◆ Stored records:
(begin)

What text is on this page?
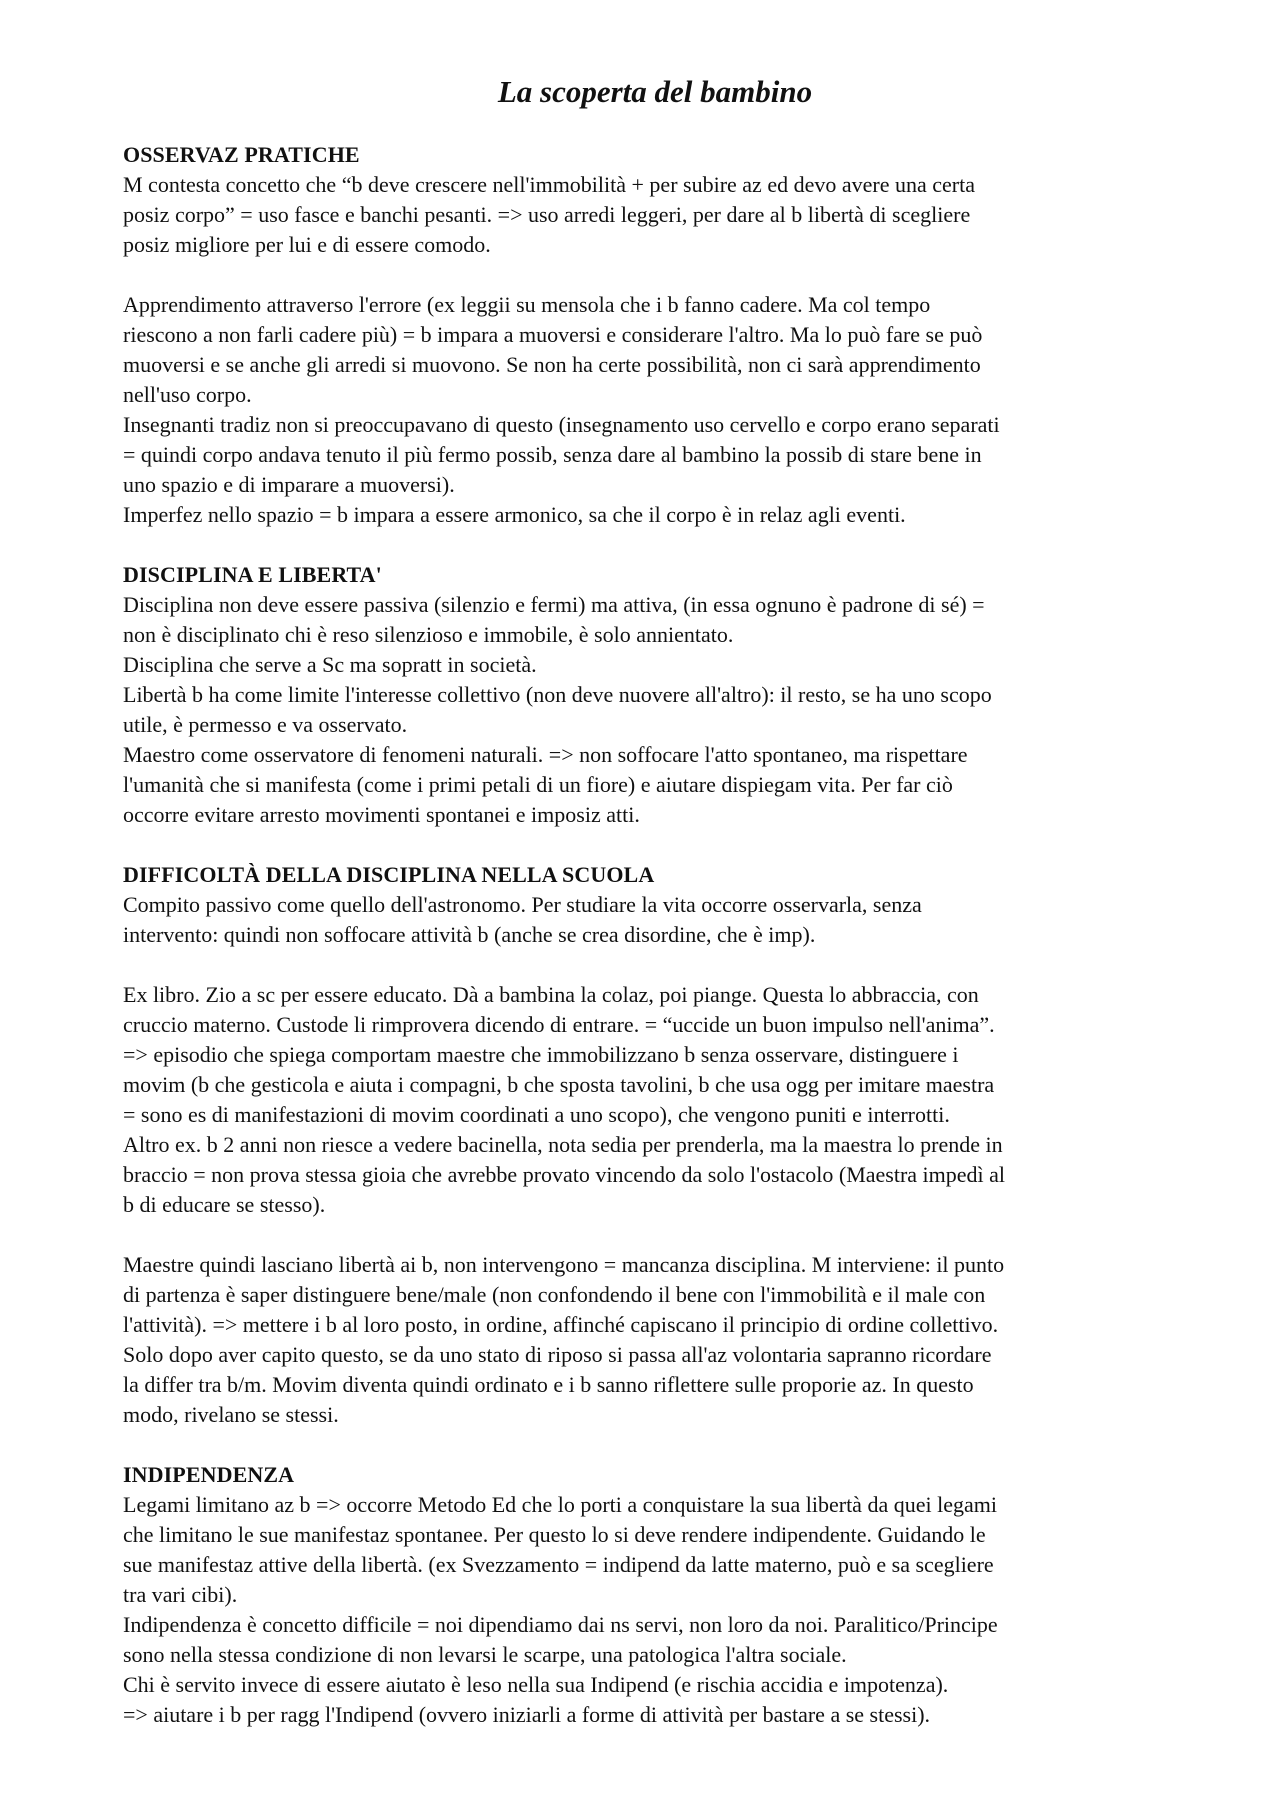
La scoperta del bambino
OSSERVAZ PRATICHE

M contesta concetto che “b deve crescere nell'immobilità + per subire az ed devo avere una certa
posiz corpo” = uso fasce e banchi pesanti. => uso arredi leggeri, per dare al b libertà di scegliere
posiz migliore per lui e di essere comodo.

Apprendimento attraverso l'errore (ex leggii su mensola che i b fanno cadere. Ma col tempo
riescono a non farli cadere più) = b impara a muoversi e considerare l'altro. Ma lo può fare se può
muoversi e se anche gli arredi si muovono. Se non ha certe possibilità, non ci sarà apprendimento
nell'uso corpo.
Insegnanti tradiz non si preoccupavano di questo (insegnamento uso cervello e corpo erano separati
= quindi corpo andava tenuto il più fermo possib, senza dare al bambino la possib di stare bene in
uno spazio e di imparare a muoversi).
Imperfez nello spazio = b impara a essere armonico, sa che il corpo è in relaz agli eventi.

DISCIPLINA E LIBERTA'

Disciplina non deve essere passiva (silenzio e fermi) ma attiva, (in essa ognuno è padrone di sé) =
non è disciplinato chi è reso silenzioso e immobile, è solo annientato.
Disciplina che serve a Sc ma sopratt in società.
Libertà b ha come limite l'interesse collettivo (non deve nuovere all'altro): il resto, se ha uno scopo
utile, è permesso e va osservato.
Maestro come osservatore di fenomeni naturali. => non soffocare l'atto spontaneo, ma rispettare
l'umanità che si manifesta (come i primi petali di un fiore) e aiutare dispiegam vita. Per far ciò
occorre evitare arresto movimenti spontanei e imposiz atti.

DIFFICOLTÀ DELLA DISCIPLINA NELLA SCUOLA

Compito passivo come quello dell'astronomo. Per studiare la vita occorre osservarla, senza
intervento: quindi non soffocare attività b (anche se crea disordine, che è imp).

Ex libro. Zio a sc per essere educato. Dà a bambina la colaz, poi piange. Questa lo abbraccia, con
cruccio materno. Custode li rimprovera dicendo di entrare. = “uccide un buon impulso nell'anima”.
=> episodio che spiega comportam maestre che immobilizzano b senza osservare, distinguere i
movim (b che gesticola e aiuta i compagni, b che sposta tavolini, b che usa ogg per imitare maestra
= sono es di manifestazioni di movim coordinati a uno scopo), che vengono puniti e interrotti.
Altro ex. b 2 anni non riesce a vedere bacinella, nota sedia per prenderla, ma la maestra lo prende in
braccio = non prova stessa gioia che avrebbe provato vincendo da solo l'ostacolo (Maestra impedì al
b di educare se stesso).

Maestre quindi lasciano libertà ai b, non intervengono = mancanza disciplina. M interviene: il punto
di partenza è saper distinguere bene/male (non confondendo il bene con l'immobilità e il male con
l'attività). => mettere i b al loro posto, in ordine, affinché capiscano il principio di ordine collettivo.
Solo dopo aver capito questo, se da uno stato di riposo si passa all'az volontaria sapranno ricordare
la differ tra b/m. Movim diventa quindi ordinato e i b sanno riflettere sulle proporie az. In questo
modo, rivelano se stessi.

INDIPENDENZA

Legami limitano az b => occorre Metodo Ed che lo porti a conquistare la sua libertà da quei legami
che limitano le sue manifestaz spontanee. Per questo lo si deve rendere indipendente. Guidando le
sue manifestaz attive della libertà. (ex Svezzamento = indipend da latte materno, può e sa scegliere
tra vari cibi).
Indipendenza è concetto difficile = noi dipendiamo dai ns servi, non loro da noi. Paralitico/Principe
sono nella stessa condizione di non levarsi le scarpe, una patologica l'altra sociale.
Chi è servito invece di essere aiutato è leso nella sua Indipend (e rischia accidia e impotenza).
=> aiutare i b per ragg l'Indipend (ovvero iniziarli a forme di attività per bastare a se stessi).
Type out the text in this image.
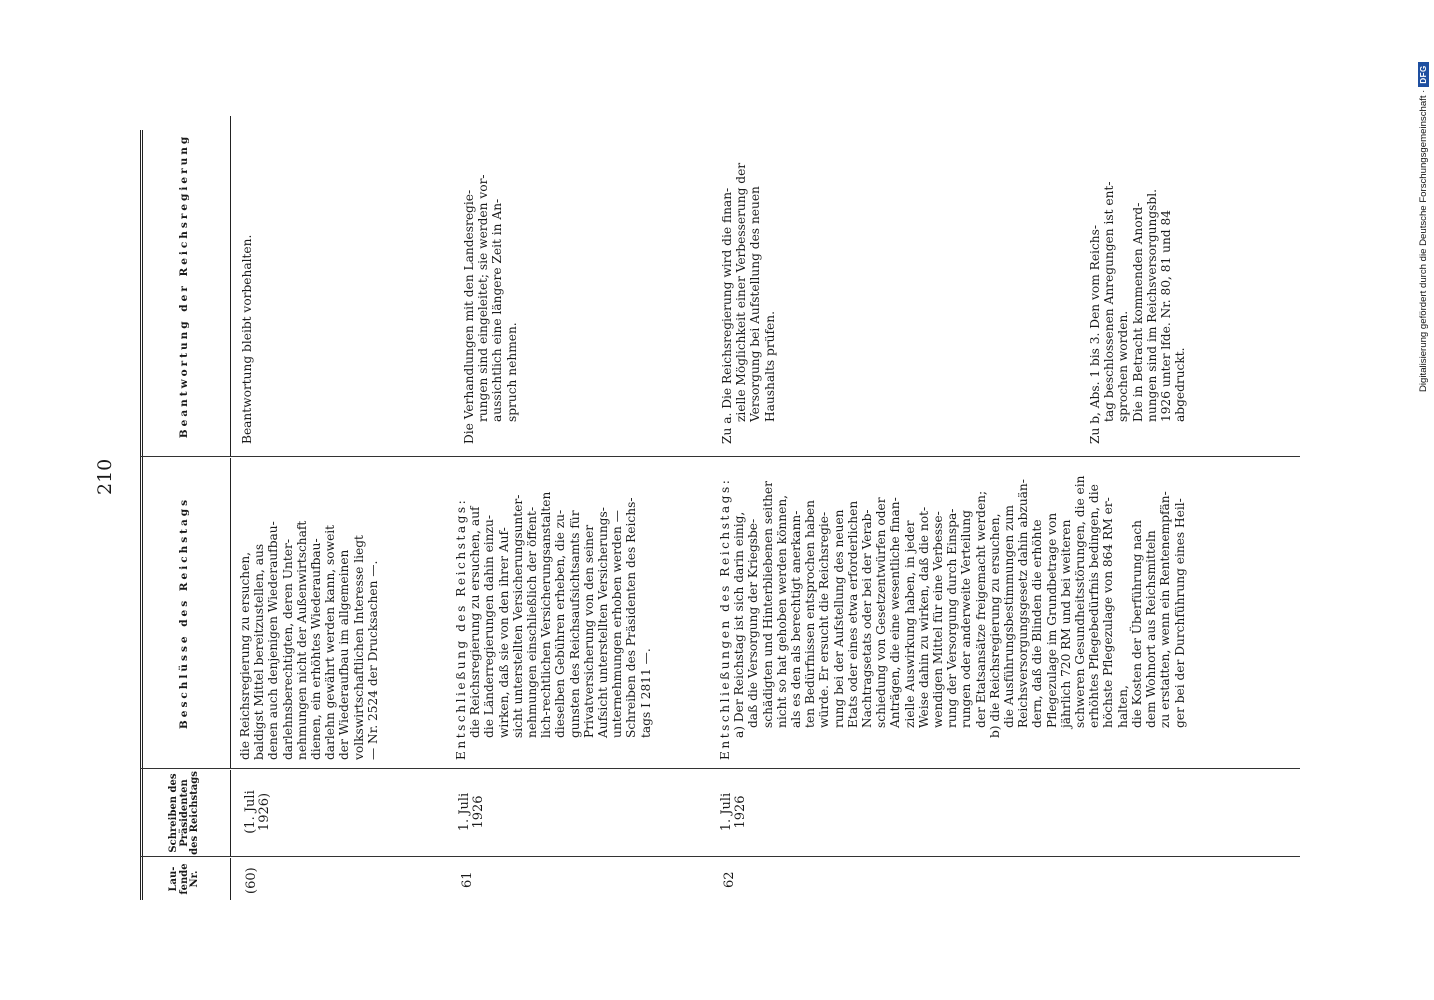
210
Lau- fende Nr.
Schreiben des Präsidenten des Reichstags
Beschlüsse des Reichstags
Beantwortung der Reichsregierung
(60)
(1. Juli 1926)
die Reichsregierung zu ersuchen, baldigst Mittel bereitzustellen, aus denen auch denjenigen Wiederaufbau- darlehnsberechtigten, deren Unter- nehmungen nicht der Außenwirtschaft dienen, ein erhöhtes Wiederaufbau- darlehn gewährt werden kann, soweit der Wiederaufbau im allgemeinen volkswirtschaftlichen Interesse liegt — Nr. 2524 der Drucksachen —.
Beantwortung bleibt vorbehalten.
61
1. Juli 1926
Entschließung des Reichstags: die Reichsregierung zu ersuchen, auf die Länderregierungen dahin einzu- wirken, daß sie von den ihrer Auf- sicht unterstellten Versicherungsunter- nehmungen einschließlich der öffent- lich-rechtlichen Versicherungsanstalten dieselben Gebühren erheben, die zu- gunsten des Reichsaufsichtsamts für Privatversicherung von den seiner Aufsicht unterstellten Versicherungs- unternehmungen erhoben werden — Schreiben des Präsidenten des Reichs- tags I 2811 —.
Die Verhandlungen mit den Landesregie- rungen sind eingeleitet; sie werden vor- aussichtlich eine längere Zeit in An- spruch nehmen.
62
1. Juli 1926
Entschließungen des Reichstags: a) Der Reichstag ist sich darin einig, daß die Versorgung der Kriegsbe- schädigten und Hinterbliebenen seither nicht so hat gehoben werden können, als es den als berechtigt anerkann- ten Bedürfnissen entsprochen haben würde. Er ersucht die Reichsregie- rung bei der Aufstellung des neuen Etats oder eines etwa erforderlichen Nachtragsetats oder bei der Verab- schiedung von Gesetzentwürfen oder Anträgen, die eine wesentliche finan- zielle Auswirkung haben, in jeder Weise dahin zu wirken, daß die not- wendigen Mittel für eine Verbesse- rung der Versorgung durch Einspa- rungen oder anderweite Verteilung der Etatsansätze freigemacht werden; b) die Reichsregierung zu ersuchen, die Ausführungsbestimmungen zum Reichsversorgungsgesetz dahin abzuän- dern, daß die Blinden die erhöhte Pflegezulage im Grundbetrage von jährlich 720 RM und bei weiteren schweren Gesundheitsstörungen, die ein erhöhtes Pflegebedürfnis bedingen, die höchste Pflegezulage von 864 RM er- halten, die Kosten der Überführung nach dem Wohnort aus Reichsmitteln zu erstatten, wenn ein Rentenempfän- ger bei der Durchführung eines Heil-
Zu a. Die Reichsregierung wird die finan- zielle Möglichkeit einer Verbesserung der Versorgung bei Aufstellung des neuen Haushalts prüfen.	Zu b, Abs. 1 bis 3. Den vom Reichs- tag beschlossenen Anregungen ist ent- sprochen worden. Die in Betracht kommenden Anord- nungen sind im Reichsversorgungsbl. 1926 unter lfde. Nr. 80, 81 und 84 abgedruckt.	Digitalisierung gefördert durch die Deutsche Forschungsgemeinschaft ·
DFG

(end)

◆ WHAT IS NEEDED:
Copy each line of the listing that contains the string "corpo".

◆ EXERCISE SOLUTION:
posiz corpo” = uso fasce e banchi pesanti. => uso arredi leggeri, per dare al b libertà di scegliere
nell'uso corpo.
Insegnanti tradiz non si preoccupavano di questo (insegnamento uso cervello e corpo erano separati
= quindi corpo andava tenuto il più fermo possib, senza dare al bambino la possib di stare bene in
Imperfez nello spazio = b impara a essere armonico, sa che il corpo è in relaz agli eventi.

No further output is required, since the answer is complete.